=== Aim of the exercise ===
Copy out the listing that follows, exact in every word, and skip the images.

# # # # #

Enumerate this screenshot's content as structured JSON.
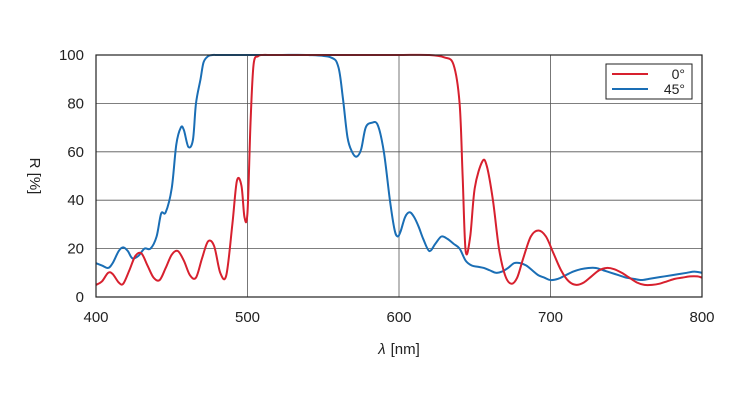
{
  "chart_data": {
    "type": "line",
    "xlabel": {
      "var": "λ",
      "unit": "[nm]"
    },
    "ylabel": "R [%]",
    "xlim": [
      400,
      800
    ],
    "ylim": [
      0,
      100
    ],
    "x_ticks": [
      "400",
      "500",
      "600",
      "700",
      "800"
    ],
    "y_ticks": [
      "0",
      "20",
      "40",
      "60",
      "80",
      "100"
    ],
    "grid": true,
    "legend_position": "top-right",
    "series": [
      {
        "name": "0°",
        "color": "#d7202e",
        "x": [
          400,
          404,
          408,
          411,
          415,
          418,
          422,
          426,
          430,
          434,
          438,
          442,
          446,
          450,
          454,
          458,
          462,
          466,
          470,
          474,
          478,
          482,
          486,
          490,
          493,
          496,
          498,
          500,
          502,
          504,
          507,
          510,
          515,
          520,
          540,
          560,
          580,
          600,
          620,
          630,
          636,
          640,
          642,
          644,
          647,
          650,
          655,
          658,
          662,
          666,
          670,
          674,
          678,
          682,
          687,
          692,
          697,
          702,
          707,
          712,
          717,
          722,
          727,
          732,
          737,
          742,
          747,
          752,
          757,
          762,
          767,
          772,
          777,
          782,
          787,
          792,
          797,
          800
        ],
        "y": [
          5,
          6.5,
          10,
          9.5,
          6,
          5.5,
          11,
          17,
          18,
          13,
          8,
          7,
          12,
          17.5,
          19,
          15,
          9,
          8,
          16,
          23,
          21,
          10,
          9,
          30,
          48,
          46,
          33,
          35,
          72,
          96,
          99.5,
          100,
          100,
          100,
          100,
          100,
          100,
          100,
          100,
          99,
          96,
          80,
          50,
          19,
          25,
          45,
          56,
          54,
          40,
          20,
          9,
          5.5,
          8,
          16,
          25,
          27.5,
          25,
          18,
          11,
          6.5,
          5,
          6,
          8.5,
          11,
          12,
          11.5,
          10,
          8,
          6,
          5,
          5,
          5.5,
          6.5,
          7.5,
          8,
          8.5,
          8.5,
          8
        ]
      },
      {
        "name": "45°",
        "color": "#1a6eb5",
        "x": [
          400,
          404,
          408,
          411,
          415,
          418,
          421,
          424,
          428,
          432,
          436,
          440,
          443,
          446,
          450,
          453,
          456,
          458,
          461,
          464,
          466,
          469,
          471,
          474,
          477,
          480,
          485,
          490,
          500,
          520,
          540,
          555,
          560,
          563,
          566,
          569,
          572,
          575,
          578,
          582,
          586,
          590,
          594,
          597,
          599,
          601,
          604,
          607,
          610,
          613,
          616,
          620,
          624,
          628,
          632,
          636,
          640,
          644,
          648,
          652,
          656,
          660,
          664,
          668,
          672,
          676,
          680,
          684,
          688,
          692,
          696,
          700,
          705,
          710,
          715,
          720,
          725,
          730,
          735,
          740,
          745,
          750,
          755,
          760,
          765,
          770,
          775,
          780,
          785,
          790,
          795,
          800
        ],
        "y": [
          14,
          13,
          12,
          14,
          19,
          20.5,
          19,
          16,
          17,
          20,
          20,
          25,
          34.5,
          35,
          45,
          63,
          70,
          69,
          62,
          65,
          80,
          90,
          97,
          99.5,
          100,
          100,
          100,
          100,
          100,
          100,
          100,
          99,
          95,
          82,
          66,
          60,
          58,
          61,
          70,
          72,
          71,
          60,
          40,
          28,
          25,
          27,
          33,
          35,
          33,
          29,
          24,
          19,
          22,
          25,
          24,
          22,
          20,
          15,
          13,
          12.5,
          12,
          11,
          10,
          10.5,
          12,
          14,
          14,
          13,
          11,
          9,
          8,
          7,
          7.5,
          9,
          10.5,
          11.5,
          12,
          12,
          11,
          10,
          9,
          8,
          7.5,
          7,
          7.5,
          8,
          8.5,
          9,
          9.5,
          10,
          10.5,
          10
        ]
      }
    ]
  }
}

# # # # #

=== Correct output ===
Enumerate this screenshot's content as structured JSON.
{
  "chart_data": {
    "type": "line",
    "xlabel": {
      "var": "λ",
      "unit": "[nm]"
    },
    "ylabel": "R [%]",
    "xlim": [
      400,
      800
    ],
    "ylim": [
      0,
      100
    ],
    "x_ticks": [
      "400",
      "500",
      "600",
      "700",
      "800"
    ],
    "y_ticks": [
      "0",
      "20",
      "40",
      "60",
      "80",
      "100"
    ],
    "grid": true,
    "legend_position": "top-right",
    "series": [
      {
        "name": "0°",
        "color": "#d7202e",
        "x": [
          400,
          404,
          408,
          411,
          415,
          418,
          422,
          426,
          430,
          434,
          438,
          442,
          446,
          450,
          454,
          458,
          462,
          466,
          470,
          474,
          478,
          482,
          486,
          490,
          493,
          496,
          498,
          500,
          502,
          504,
          507,
          510,
          515,
          520,
          540,
          560,
          580,
          600,
          620,
          630,
          636,
          640,
          642,
          644,
          647,
          650,
          655,
          658,
          662,
          666,
          670,
          674,
          678,
          682,
          687,
          692,
          697,
          702,
          707,
          712,
          717,
          722,
          727,
          732,
          737,
          742,
          747,
          752,
          757,
          762,
          767,
          772,
          777,
          782,
          787,
          792,
          797,
          800
        ],
        "y": [
          5,
          6.5,
          10,
          9.5,
          6,
          5.5,
          11,
          17,
          18,
          13,
          8,
          7,
          12,
          17.5,
          19,
          15,
          9,
          8,
          16,
          23,
          21,
          10,
          9,
          30,
          48,
          46,
          33,
          35,
          72,
          96,
          99.5,
          100,
          100,
          100,
          100,
          100,
          100,
          100,
          100,
          99,
          96,
          80,
          50,
          19,
          25,
          45,
          56,
          54,
          40,
          20,
          9,
          5.5,
          8,
          16,
          25,
          27.5,
          25,
          18,
          11,
          6.5,
          5,
          6,
          8.5,
          11,
          12,
          11.5,
          10,
          8,
          6,
          5,
          5,
          5.5,
          6.5,
          7.5,
          8,
          8.5,
          8.5,
          8
        ]
      },
      {
        "name": "45°",
        "color": "#1a6eb5",
        "x": [
          400,
          404,
          408,
          411,
          415,
          418,
          421,
          424,
          428,
          432,
          436,
          440,
          443,
          446,
          450,
          453,
          456,
          458,
          461,
          464,
          466,
          469,
          471,
          474,
          477,
          480,
          485,
          490,
          500,
          520,
          540,
          555,
          560,
          563,
          566,
          569,
          572,
          575,
          578,
          582,
          586,
          590,
          594,
          597,
          599,
          601,
          604,
          607,
          610,
          613,
          616,
          620,
          624,
          628,
          632,
          636,
          640,
          644,
          648,
          652,
          656,
          660,
          664,
          668,
          672,
          676,
          680,
          684,
          688,
          692,
          696,
          700,
          705,
          710,
          715,
          720,
          725,
          730,
          735,
          740,
          745,
          750,
          755,
          760,
          765,
          770,
          775,
          780,
          785,
          790,
          795,
          800
        ],
        "y": [
          14,
          13,
          12,
          14,
          19,
          20.5,
          19,
          16,
          17,
          20,
          20,
          25,
          34.5,
          35,
          45,
          63,
          70,
          69,
          62,
          65,
          80,
          90,
          97,
          99.5,
          100,
          100,
          100,
          100,
          100,
          100,
          100,
          99,
          95,
          82,
          66,
          60,
          58,
          61,
          70,
          72,
          71,
          60,
          40,
          28,
          25,
          27,
          33,
          35,
          33,
          29,
          24,
          19,
          22,
          25,
          24,
          22,
          20,
          15,
          13,
          12.5,
          12,
          11,
          10,
          10.5,
          12,
          14,
          14,
          13,
          11,
          9,
          8,
          7,
          7.5,
          9,
          10.5,
          11.5,
          12,
          12,
          11,
          10,
          9,
          8,
          7.5,
          7,
          7.5,
          8,
          8.5,
          9,
          9.5,
          10,
          10.5,
          10
        ]
      }
    ]
  }
}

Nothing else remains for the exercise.